Instruction – Find every line of the listing below where "كعكة" appears, and copy it.

Provided records –
--- START ---

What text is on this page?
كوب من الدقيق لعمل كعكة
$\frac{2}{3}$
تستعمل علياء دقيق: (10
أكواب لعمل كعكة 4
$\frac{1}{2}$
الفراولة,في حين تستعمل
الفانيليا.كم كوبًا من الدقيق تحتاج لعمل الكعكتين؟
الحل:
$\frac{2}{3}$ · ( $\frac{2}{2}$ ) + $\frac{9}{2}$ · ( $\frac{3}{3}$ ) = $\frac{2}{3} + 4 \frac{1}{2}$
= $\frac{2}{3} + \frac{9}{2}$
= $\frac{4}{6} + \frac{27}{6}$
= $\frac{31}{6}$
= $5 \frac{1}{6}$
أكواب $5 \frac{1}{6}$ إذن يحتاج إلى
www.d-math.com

--- END ---
--- START ---

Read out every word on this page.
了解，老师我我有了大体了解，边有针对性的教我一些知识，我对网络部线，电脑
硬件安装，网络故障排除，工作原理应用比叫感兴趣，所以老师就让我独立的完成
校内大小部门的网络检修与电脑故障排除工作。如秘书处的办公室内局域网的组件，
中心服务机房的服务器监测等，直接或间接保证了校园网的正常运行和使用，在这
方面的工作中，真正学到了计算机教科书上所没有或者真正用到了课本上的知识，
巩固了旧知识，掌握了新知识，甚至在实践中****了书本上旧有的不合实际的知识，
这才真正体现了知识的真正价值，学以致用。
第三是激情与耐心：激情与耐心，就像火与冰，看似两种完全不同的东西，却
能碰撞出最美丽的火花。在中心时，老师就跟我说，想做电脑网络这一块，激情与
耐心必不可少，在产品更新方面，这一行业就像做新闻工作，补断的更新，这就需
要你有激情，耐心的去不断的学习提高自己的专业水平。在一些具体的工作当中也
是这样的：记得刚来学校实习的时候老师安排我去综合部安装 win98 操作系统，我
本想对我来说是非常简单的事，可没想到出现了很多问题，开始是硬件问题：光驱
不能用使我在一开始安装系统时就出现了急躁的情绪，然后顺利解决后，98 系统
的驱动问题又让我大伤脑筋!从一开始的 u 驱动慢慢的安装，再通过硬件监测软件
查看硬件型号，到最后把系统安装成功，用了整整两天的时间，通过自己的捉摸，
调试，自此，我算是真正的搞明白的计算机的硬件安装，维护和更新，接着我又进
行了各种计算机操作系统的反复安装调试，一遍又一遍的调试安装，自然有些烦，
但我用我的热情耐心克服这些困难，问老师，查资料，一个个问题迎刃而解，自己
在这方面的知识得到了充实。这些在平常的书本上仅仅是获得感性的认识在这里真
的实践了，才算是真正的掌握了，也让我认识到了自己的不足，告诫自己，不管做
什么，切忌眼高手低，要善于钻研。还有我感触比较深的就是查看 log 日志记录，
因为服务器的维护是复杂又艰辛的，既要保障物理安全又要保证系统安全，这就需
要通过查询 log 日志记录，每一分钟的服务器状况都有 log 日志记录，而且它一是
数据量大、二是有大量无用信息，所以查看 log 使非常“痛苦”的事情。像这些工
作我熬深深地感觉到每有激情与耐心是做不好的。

--- END ---

Result for this exercise –
كوب من الدقيق لعمل كعكة
أكواب لعمل كعكة 4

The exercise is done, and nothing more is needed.